▶ Prompt
Transcribe the data in full and exactly, omitting any pictures.

======== Task input ========

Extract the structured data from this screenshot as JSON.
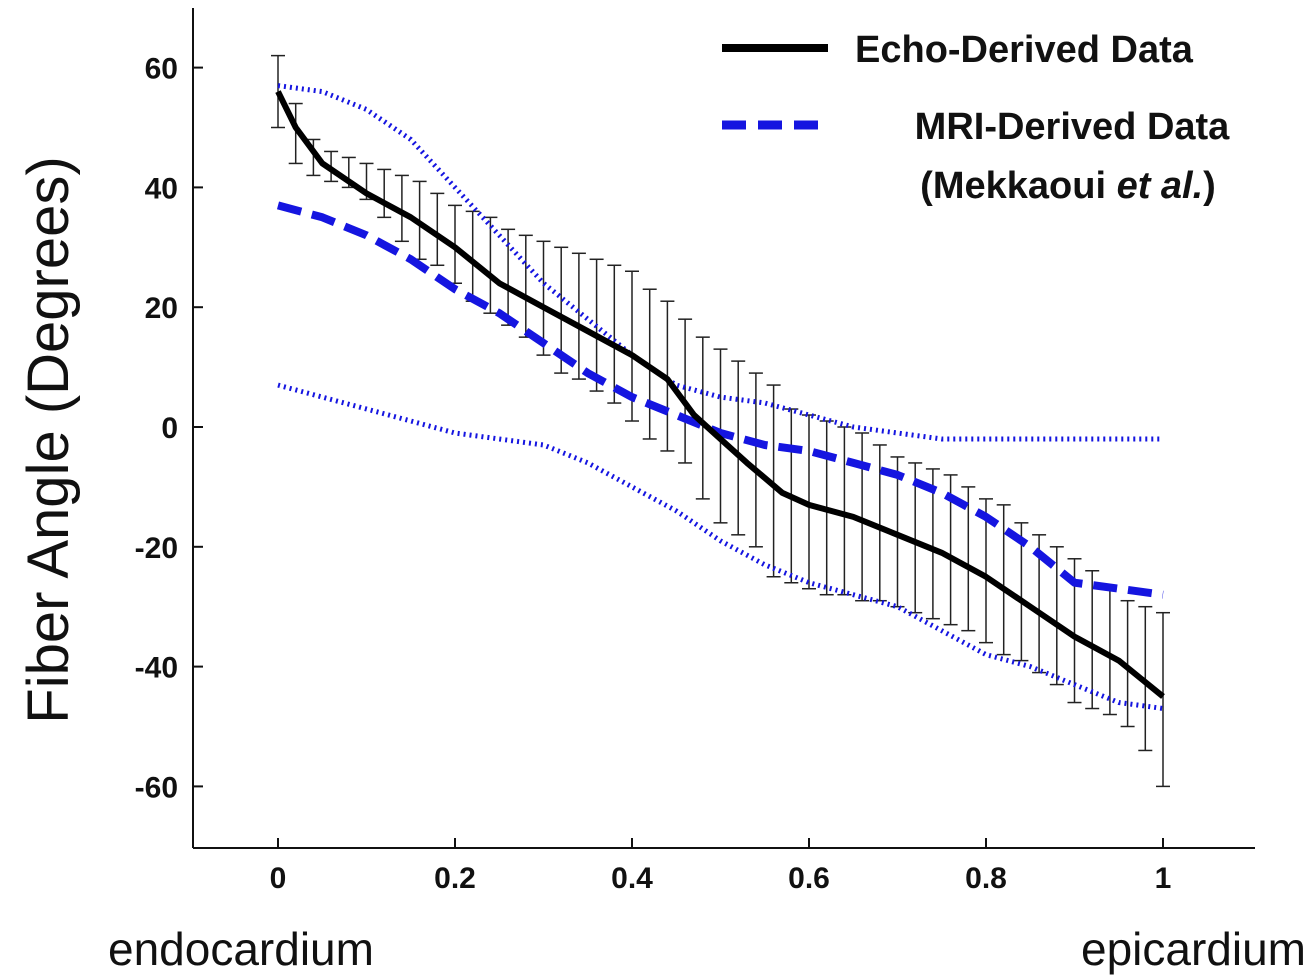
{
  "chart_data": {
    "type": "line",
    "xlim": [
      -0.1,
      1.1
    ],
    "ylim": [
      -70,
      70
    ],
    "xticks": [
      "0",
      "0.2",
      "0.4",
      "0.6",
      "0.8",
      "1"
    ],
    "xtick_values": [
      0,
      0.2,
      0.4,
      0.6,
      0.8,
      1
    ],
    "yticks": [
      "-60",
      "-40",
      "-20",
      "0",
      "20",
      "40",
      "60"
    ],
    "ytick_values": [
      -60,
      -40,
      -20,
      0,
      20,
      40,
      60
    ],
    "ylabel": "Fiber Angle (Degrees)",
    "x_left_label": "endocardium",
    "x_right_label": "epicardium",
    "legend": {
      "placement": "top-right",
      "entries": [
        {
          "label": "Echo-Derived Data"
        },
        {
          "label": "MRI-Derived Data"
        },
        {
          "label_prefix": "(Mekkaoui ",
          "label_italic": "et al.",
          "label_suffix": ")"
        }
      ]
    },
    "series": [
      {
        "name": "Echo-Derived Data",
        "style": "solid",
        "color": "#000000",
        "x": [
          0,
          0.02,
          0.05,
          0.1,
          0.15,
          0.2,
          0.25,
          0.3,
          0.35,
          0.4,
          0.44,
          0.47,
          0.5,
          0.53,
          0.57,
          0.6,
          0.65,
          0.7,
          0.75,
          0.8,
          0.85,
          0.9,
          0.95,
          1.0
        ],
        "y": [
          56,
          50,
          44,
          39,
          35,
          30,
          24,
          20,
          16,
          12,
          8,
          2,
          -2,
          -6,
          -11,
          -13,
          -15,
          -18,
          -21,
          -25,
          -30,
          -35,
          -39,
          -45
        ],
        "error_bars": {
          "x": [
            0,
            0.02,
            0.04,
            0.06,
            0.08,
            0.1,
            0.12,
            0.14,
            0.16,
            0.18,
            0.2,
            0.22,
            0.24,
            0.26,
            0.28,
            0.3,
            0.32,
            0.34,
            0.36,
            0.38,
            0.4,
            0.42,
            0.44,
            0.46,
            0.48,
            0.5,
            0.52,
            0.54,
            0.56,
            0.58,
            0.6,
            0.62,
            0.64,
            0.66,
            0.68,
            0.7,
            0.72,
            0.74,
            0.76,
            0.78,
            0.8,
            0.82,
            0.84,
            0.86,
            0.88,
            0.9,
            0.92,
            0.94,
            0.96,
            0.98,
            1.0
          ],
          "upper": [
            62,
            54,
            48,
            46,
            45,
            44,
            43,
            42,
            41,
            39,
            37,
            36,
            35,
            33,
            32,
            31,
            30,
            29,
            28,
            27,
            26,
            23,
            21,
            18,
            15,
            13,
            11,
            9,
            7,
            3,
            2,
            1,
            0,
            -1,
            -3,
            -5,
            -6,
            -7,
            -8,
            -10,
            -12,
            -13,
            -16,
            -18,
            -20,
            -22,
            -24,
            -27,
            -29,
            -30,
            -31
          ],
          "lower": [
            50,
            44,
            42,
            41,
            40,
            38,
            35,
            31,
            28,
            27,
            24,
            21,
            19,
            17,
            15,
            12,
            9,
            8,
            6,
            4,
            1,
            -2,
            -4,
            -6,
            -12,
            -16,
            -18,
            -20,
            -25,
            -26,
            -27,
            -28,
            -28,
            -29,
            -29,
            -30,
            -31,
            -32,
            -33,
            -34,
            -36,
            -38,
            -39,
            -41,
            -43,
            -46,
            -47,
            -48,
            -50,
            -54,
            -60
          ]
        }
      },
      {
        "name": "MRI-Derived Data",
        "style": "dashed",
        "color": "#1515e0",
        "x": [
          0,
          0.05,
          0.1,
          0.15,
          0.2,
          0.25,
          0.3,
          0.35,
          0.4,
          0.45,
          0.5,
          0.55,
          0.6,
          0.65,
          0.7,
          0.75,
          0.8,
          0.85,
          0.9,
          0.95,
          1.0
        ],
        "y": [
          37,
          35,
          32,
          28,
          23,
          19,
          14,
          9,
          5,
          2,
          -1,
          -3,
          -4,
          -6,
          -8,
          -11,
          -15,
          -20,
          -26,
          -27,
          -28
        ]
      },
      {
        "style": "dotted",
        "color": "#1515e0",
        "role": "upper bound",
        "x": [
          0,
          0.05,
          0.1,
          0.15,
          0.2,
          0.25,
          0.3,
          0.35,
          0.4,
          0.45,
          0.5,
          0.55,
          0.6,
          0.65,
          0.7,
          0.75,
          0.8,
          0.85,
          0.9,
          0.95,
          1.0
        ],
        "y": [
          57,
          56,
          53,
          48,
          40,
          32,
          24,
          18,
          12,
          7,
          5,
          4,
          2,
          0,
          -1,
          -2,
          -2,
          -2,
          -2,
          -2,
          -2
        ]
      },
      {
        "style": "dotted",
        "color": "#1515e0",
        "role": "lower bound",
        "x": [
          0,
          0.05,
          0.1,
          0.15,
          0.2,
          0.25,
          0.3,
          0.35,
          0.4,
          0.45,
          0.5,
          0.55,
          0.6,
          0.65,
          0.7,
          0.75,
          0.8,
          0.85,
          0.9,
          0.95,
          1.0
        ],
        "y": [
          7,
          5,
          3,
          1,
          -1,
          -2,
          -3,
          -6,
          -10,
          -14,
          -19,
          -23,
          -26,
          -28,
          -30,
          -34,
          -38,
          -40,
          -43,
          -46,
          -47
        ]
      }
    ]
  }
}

========

▶ Response to the task
Extract the structured data from this screenshot as JSON.
{
  "chart_data": {
    "type": "line",
    "xlim": [
      -0.1,
      1.1
    ],
    "ylim": [
      -70,
      70
    ],
    "xticks": [
      "0",
      "0.2",
      "0.4",
      "0.6",
      "0.8",
      "1"
    ],
    "xtick_values": [
      0,
      0.2,
      0.4,
      0.6,
      0.8,
      1
    ],
    "yticks": [
      "-60",
      "-40",
      "-20",
      "0",
      "20",
      "40",
      "60"
    ],
    "ytick_values": [
      -60,
      -40,
      -20,
      0,
      20,
      40,
      60
    ],
    "ylabel": "Fiber Angle (Degrees)",
    "x_left_label": "endocardium",
    "x_right_label": "epicardium",
    "legend": {
      "placement": "top-right",
      "entries": [
        {
          "label": "Echo-Derived Data"
        },
        {
          "label": "MRI-Derived Data"
        },
        {
          "label_prefix": "(Mekkaoui ",
          "label_italic": "et al.",
          "label_suffix": ")"
        }
      ]
    },
    "series": [
      {
        "name": "Echo-Derived Data",
        "style": "solid",
        "color": "#000000",
        "x": [
          0,
          0.02,
          0.05,
          0.1,
          0.15,
          0.2,
          0.25,
          0.3,
          0.35,
          0.4,
          0.44,
          0.47,
          0.5,
          0.53,
          0.57,
          0.6,
          0.65,
          0.7,
          0.75,
          0.8,
          0.85,
          0.9,
          0.95,
          1.0
        ],
        "y": [
          56,
          50,
          44,
          39,
          35,
          30,
          24,
          20,
          16,
          12,
          8,
          2,
          -2,
          -6,
          -11,
          -13,
          -15,
          -18,
          -21,
          -25,
          -30,
          -35,
          -39,
          -45
        ],
        "error_bars": {
          "x": [
            0,
            0.02,
            0.04,
            0.06,
            0.08,
            0.1,
            0.12,
            0.14,
            0.16,
            0.18,
            0.2,
            0.22,
            0.24,
            0.26,
            0.28,
            0.3,
            0.32,
            0.34,
            0.36,
            0.38,
            0.4,
            0.42,
            0.44,
            0.46,
            0.48,
            0.5,
            0.52,
            0.54,
            0.56,
            0.58,
            0.6,
            0.62,
            0.64,
            0.66,
            0.68,
            0.7,
            0.72,
            0.74,
            0.76,
            0.78,
            0.8,
            0.82,
            0.84,
            0.86,
            0.88,
            0.9,
            0.92,
            0.94,
            0.96,
            0.98,
            1.0
          ],
          "upper": [
            62,
            54,
            48,
            46,
            45,
            44,
            43,
            42,
            41,
            39,
            37,
            36,
            35,
            33,
            32,
            31,
            30,
            29,
            28,
            27,
            26,
            23,
            21,
            18,
            15,
            13,
            11,
            9,
            7,
            3,
            2,
            1,
            0,
            -1,
            -3,
            -5,
            -6,
            -7,
            -8,
            -10,
            -12,
            -13,
            -16,
            -18,
            -20,
            -22,
            -24,
            -27,
            -29,
            -30,
            -31
          ],
          "lower": [
            50,
            44,
            42,
            41,
            40,
            38,
            35,
            31,
            28,
            27,
            24,
            21,
            19,
            17,
            15,
            12,
            9,
            8,
            6,
            4,
            1,
            -2,
            -4,
            -6,
            -12,
            -16,
            -18,
            -20,
            -25,
            -26,
            -27,
            -28,
            -28,
            -29,
            -29,
            -30,
            -31,
            -32,
            -33,
            -34,
            -36,
            -38,
            -39,
            -41,
            -43,
            -46,
            -47,
            -48,
            -50,
            -54,
            -60
          ]
        }
      },
      {
        "name": "MRI-Derived Data",
        "style": "dashed",
        "color": "#1515e0",
        "x": [
          0,
          0.05,
          0.1,
          0.15,
          0.2,
          0.25,
          0.3,
          0.35,
          0.4,
          0.45,
          0.5,
          0.55,
          0.6,
          0.65,
          0.7,
          0.75,
          0.8,
          0.85,
          0.9,
          0.95,
          1.0
        ],
        "y": [
          37,
          35,
          32,
          28,
          23,
          19,
          14,
          9,
          5,
          2,
          -1,
          -3,
          -4,
          -6,
          -8,
          -11,
          -15,
          -20,
          -26,
          -27,
          -28
        ]
      },
      {
        "style": "dotted",
        "color": "#1515e0",
        "role": "upper bound",
        "x": [
          0,
          0.05,
          0.1,
          0.15,
          0.2,
          0.25,
          0.3,
          0.35,
          0.4,
          0.45,
          0.5,
          0.55,
          0.6,
          0.65,
          0.7,
          0.75,
          0.8,
          0.85,
          0.9,
          0.95,
          1.0
        ],
        "y": [
          57,
          56,
          53,
          48,
          40,
          32,
          24,
          18,
          12,
          7,
          5,
          4,
          2,
          0,
          -1,
          -2,
          -2,
          -2,
          -2,
          -2,
          -2
        ]
      },
      {
        "style": "dotted",
        "color": "#1515e0",
        "role": "lower bound",
        "x": [
          0,
          0.05,
          0.1,
          0.15,
          0.2,
          0.25,
          0.3,
          0.35,
          0.4,
          0.45,
          0.5,
          0.55,
          0.6,
          0.65,
          0.7,
          0.75,
          0.8,
          0.85,
          0.9,
          0.95,
          1.0
        ],
        "y": [
          7,
          5,
          3,
          1,
          -1,
          -2,
          -3,
          -6,
          -10,
          -14,
          -19,
          -23,
          -26,
          -28,
          -30,
          -34,
          -38,
          -40,
          -43,
          -46,
          -47
        ]
      }
    ]
  }
}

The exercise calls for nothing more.